=== EXERCISE DETAILS ===
For the data that follows, give the number of lines in which "auch" appears. Add nothing to it.

[DATA FOR THIS EXERCISE]

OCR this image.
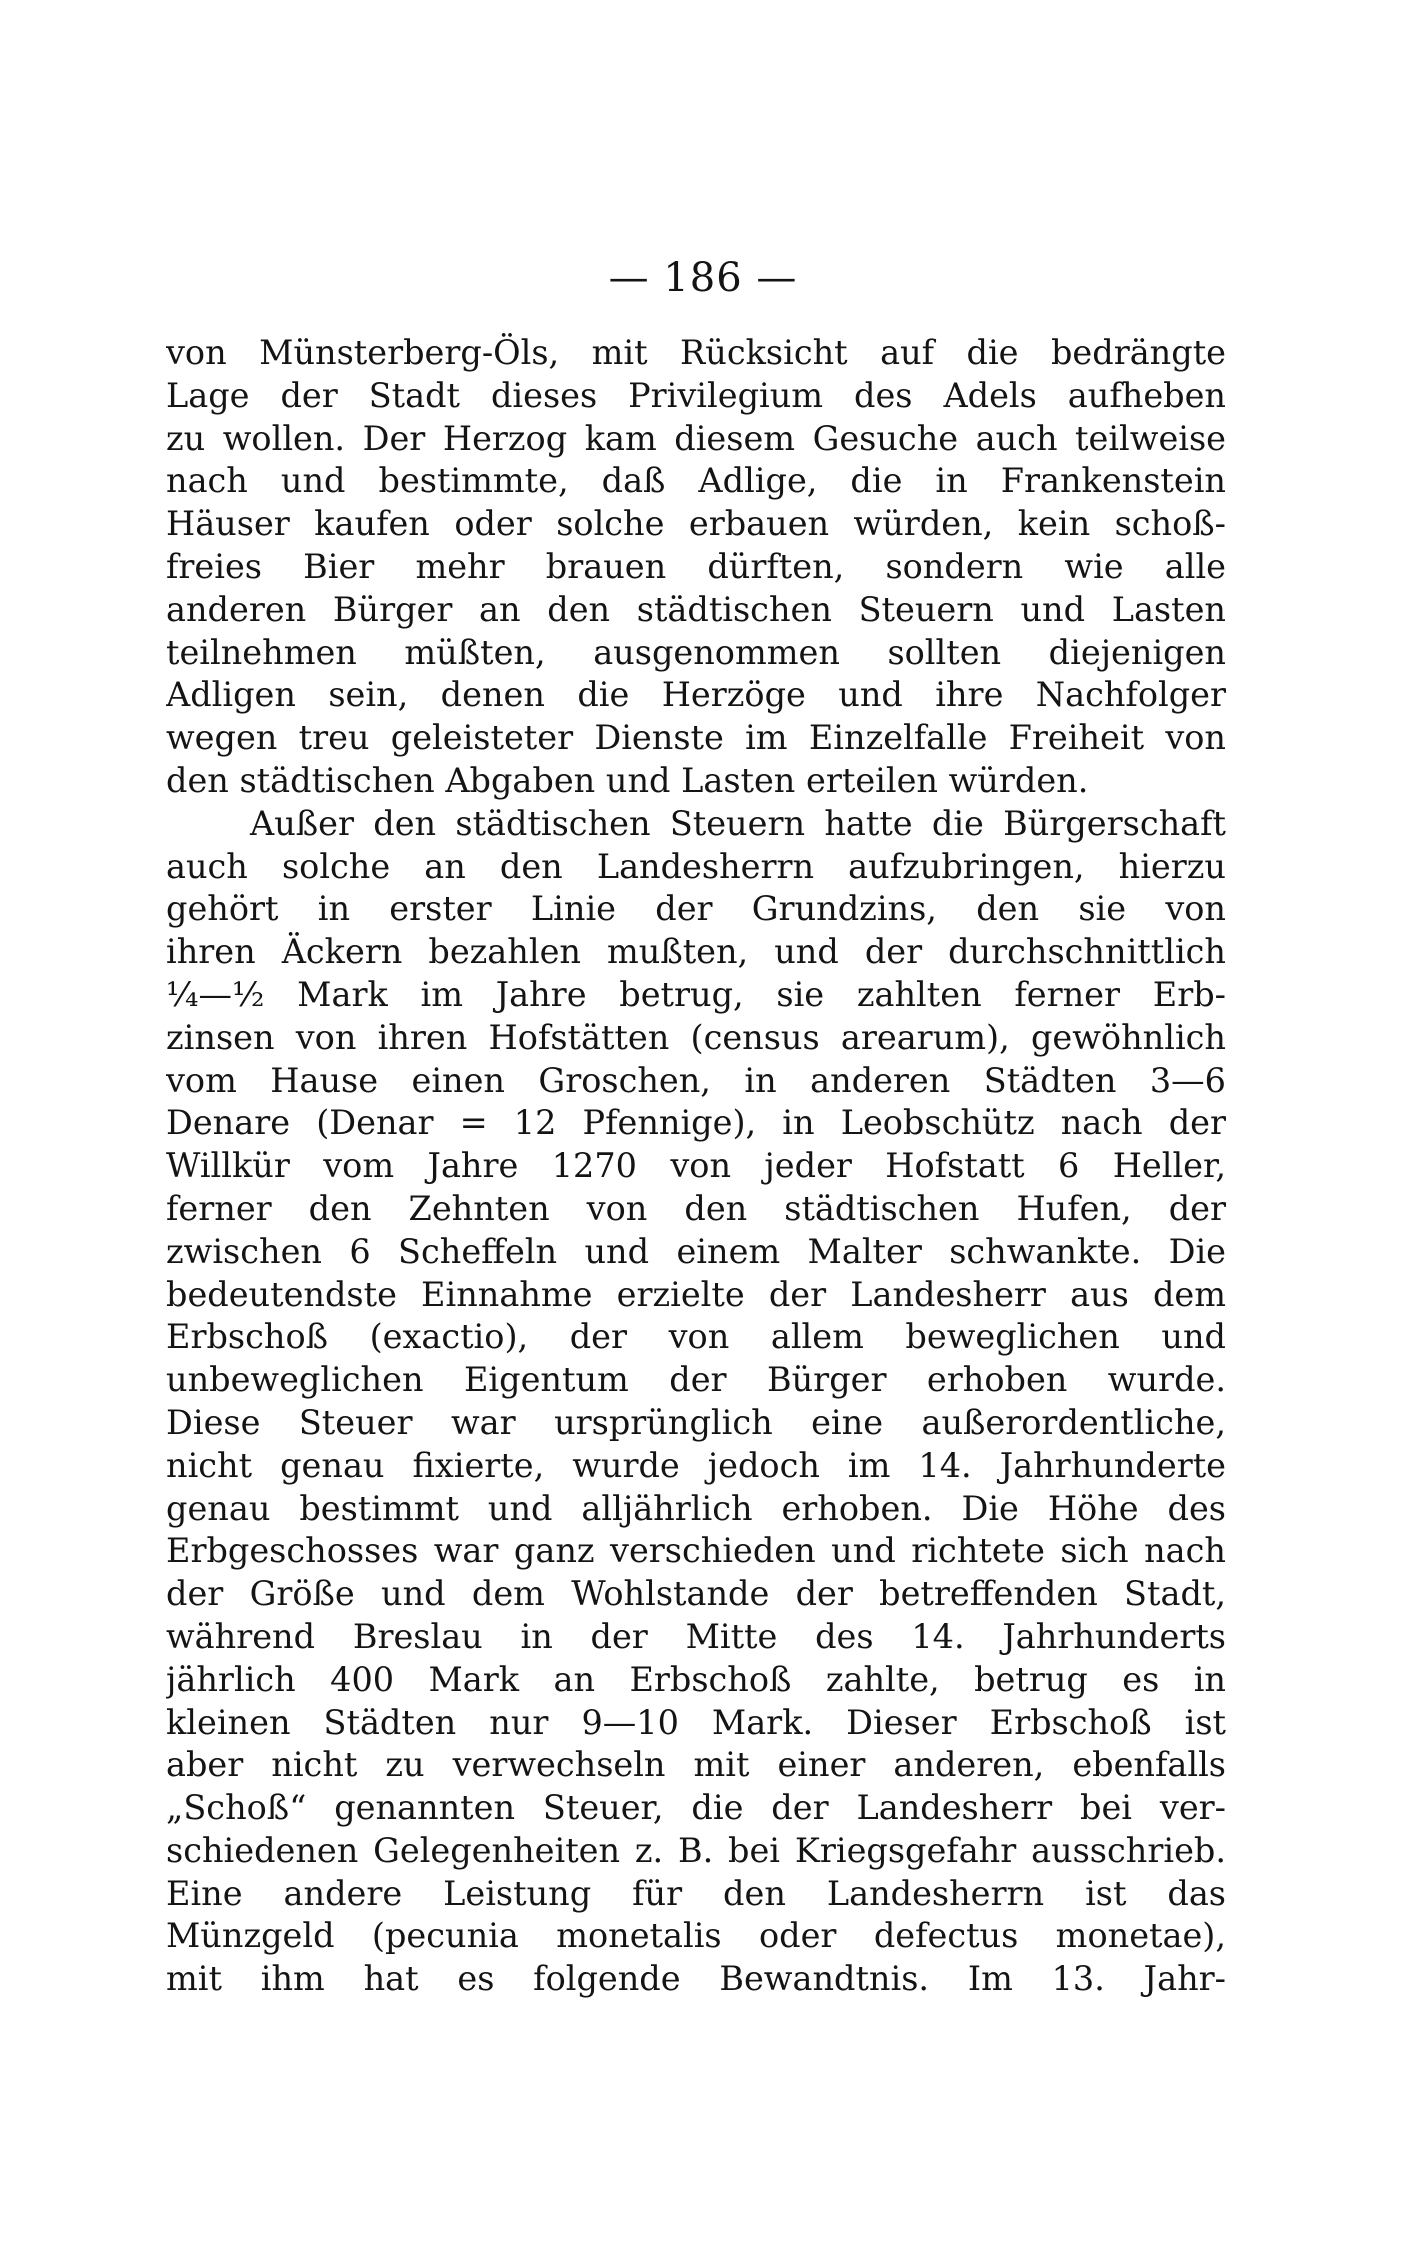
— 186 —
von Münsterberg-Öls, mit Rücksicht auf die bedrängte
Lage der Stadt dieses Privilegium des Adels aufheben
zu wollen. Der Herzog kam diesem Gesuche auch teilweise
nach und bestimmte, daß Adlige, die in Frankenstein
Häuser kaufen oder solche erbauen würden, kein schoß-
freies Bier mehr brauen dürften, sondern wie alle
anderen Bürger an den städtischen Steuern und Lasten
teilnehmen müßten, ausgenommen sollten diejenigen
Adligen sein, denen die Herzöge und ihre Nachfolger
wegen treu geleisteter Dienste im Einzelfalle Freiheit von
den städtischen Abgaben und Lasten erteilen würden.
Außer den städtischen Steuern hatte die Bürgerschaft
auch solche an den Landesherrn aufzubringen, hierzu
gehört in erster Linie der Grundzins, den sie von
ihren Äckern bezahlen mußten, und der durchschnittlich
¼—½ Mark im Jahre betrug, sie zahlten ferner Erb-
zinsen von ihren Hofstätten (census arearum), gewöhnlich
vom Hause einen Groschen, in anderen Städten 3—6
Denare (Denar = 12 Pfennige), in Leobschütz nach der
Willkür vom Jahre 1270 von jeder Hofstatt 6 Heller,
ferner den Zehnten von den städtischen Hufen, der
zwischen 6 Scheffeln und einem Malter schwankte. Die
bedeutendste Einnahme erzielte der Landesherr aus dem
Erbschoß (exactio), der von allem beweglichen und
unbeweglichen Eigentum der Bürger erhoben wurde.
Diese Steuer war ursprünglich eine außerordentliche,
nicht genau fixierte, wurde jedoch im 14. Jahrhunderte
genau bestimmt und alljährlich erhoben. Die Höhe des
Erbgeschosses war ganz verschieden und richtete sich nach
der Größe und dem Wohlstande der betreffenden Stadt,
während Breslau in der Mitte des 14. Jahrhunderts
jährlich 400 Mark an Erbschoß zahlte, betrug es in
kleinen Städten nur 9—10 Mark. Dieser Erbschoß ist
aber nicht zu verwechseln mit einer anderen, ebenfalls
„Schoß“ genannten Steuer, die der Landesherr bei ver-
schiedenen Gelegenheiten z. B. bei Kriegsgefahr ausschrieb.
Eine andere Leistung für den Landesherrn ist das
Münzgeld (pecunia monetalis oder defectus monetae),
mit ihm hat es folgende Bewandtnis. Im 13. Jahr-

[/DATA FOR THIS EXERCISE]

=== OUTPUT FOR THIS EXERCISE ===
2